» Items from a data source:
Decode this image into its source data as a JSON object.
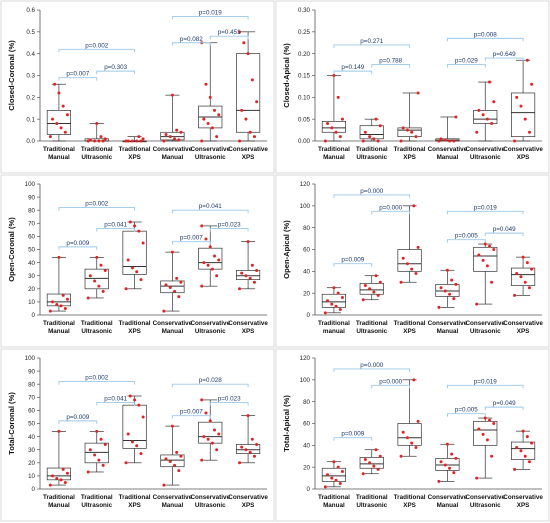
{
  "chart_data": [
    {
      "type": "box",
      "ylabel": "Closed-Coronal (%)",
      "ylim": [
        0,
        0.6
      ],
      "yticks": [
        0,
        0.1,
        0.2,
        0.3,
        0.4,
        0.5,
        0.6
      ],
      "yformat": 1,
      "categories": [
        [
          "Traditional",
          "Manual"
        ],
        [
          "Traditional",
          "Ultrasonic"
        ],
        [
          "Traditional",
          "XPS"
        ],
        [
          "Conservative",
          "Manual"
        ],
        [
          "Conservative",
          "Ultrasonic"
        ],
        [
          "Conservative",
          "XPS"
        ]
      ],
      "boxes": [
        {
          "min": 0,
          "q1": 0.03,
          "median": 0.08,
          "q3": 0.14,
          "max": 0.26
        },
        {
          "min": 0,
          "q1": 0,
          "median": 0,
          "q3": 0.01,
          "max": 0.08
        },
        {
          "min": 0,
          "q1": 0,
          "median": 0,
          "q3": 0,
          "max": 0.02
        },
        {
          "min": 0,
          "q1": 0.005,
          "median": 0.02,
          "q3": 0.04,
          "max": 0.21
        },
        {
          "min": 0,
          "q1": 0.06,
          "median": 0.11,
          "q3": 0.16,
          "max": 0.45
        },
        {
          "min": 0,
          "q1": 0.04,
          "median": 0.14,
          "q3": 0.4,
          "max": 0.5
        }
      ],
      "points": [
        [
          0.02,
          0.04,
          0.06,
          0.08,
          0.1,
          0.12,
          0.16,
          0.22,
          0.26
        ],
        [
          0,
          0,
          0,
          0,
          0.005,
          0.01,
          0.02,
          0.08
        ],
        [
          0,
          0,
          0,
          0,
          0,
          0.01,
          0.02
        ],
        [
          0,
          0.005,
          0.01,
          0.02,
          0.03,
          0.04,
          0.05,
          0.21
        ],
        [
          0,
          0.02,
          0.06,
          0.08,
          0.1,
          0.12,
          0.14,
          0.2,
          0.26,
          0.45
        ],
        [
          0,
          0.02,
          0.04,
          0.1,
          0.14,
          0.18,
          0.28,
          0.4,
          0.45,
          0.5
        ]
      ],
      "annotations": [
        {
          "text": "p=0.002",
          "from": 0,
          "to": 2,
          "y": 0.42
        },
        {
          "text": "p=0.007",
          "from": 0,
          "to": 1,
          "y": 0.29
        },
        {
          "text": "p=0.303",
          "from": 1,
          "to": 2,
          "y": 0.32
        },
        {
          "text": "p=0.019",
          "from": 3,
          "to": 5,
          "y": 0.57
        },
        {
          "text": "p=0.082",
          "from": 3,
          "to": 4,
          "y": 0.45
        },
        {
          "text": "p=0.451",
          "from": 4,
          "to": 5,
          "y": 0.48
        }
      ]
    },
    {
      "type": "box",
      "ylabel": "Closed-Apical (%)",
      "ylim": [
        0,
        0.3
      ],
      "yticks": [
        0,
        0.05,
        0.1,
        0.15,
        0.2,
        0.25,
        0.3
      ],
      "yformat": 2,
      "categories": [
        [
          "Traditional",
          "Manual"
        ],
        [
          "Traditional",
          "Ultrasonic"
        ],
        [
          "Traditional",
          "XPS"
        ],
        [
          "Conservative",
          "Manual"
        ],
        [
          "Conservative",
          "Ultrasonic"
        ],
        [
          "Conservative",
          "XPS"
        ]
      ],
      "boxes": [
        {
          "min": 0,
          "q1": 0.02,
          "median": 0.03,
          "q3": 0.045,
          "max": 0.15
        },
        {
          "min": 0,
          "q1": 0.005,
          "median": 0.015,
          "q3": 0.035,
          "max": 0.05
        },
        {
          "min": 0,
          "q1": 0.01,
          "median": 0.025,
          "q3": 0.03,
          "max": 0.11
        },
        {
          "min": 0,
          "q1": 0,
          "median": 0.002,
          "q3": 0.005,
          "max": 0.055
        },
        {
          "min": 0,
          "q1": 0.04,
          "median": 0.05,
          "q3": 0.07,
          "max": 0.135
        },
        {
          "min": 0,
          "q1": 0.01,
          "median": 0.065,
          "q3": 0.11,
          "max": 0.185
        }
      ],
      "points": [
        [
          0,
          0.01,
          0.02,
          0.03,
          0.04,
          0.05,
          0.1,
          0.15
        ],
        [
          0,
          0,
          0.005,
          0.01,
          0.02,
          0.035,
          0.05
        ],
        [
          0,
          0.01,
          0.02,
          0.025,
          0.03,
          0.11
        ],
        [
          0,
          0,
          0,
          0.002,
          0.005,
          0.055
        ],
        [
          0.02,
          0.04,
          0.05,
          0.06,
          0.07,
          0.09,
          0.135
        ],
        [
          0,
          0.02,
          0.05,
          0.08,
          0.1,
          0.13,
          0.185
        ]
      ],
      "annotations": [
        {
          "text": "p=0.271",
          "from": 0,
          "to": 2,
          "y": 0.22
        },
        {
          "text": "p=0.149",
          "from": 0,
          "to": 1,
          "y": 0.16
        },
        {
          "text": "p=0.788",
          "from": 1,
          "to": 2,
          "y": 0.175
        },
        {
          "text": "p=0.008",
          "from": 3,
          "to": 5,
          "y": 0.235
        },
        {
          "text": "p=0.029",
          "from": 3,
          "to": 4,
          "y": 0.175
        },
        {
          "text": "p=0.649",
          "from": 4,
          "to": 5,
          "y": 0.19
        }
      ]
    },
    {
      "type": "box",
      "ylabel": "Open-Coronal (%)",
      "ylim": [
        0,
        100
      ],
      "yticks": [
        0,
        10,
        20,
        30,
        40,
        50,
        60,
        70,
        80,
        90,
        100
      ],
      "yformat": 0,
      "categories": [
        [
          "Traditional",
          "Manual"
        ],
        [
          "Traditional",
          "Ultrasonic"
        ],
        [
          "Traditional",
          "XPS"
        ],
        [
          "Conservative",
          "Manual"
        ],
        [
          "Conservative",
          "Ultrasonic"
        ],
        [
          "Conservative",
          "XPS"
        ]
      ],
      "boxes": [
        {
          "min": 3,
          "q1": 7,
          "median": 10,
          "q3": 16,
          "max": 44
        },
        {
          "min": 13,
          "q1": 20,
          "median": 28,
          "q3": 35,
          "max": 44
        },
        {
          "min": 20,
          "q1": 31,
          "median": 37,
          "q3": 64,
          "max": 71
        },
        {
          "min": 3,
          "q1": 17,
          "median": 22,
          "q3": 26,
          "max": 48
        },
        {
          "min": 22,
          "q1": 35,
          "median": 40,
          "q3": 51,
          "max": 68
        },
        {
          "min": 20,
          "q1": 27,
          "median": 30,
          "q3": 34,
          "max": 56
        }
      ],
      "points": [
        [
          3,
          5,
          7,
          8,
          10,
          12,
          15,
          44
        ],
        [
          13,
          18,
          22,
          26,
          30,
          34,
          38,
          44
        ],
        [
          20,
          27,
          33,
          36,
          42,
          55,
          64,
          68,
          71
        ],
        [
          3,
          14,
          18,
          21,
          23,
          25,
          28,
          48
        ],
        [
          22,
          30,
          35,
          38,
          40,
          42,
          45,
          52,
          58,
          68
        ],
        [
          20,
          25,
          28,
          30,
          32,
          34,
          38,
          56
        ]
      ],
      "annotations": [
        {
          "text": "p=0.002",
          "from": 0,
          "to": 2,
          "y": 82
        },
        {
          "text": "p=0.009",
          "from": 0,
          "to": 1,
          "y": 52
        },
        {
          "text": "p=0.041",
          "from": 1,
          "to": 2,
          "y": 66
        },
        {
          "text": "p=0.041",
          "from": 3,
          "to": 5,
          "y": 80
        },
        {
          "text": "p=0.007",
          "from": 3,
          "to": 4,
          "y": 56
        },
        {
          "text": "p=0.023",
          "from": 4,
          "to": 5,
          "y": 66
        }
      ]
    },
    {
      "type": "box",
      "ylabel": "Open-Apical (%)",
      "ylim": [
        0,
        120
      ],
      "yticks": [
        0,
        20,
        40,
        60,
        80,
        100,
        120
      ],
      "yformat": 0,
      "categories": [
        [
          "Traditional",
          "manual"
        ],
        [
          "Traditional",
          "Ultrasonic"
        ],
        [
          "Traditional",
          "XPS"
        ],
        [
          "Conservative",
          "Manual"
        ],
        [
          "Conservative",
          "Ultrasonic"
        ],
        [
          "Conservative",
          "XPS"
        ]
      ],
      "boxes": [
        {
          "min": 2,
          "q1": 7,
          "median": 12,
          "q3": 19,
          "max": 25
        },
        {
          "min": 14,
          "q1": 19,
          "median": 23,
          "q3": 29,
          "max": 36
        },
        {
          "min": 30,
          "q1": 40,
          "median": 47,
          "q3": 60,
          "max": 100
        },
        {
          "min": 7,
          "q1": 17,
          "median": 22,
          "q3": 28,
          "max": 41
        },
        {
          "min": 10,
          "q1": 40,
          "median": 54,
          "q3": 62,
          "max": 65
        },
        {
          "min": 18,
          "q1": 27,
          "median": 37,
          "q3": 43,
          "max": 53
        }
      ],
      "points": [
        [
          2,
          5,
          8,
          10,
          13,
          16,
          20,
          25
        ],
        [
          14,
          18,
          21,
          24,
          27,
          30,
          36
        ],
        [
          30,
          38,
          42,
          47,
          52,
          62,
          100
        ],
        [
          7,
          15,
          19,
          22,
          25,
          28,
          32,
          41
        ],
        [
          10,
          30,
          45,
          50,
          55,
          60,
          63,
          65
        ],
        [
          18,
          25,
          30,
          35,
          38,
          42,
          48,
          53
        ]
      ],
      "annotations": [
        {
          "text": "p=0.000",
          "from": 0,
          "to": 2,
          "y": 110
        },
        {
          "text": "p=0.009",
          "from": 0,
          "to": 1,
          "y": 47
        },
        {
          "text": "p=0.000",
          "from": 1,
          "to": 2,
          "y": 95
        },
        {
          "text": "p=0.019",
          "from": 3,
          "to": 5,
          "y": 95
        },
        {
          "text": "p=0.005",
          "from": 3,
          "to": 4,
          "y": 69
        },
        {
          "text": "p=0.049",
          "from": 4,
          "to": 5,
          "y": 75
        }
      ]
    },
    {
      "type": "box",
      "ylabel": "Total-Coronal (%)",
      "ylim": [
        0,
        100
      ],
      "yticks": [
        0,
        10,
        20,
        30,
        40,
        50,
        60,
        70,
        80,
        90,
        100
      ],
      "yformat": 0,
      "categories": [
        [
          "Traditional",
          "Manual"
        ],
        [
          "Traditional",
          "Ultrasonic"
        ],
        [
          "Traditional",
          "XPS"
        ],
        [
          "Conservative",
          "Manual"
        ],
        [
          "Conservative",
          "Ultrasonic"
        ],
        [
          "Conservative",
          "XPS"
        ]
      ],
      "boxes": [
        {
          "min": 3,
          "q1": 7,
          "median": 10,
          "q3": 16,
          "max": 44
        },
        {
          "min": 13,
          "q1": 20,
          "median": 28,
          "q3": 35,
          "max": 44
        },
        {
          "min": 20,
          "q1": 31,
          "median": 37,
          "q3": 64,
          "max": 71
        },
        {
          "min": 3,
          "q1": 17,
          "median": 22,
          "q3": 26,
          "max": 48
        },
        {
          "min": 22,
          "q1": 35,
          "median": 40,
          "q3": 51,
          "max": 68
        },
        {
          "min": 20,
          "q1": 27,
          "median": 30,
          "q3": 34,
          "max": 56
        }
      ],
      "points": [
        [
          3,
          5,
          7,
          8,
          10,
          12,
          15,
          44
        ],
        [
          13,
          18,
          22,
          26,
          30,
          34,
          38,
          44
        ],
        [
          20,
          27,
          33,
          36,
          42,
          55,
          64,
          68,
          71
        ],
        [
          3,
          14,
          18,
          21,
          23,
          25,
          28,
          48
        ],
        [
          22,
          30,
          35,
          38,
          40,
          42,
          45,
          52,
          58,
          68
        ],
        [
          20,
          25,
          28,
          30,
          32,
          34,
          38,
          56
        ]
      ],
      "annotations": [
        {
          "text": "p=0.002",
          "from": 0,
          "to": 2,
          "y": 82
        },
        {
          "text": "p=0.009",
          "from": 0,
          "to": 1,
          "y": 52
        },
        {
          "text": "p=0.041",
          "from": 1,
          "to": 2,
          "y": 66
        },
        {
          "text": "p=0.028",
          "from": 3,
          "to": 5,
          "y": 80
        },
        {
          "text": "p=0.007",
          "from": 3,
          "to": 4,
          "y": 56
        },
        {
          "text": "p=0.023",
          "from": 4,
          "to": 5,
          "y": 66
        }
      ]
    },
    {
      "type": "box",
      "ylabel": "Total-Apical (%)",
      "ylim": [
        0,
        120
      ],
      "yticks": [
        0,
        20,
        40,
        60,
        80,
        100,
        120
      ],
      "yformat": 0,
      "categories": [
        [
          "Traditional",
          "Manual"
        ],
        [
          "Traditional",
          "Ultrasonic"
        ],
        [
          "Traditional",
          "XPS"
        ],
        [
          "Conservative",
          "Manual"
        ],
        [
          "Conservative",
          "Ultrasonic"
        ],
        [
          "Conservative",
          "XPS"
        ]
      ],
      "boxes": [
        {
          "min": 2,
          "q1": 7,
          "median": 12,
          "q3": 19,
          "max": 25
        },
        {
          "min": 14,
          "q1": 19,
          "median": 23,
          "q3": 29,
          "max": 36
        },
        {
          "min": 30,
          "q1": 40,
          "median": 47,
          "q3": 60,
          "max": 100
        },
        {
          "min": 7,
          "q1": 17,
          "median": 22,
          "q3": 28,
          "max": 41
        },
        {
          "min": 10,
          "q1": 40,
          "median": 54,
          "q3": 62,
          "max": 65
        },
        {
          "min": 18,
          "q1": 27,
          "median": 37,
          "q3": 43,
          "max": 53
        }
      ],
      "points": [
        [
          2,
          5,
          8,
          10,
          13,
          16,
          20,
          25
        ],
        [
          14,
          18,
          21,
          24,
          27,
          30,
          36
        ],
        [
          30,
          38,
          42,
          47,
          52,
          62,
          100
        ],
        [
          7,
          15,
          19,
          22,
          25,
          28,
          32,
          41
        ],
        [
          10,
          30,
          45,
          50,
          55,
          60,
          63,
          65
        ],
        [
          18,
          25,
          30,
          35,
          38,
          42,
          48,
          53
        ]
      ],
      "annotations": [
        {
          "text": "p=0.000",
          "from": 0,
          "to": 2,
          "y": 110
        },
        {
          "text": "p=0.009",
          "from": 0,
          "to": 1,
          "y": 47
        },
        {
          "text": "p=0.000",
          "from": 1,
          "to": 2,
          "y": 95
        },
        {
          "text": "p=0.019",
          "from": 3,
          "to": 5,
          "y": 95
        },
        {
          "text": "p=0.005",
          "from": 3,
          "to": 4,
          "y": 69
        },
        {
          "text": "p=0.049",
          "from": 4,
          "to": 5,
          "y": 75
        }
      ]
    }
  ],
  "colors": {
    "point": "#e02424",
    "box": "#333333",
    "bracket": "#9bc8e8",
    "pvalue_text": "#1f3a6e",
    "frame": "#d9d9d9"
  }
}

» Task statement:
For each line of the entries that includes "ylabel", show that line.

» Finished task:
      "ylabel": "Closed-Coronal (%)",
      "ylabel": "Closed-Apical (%)",
      "ylabel": "Open-Coronal (%)",
      "ylabel": "Open-Apical (%)",
      "ylabel": "Total-Coronal (%)",
      "ylabel": "Total-Apical (%)",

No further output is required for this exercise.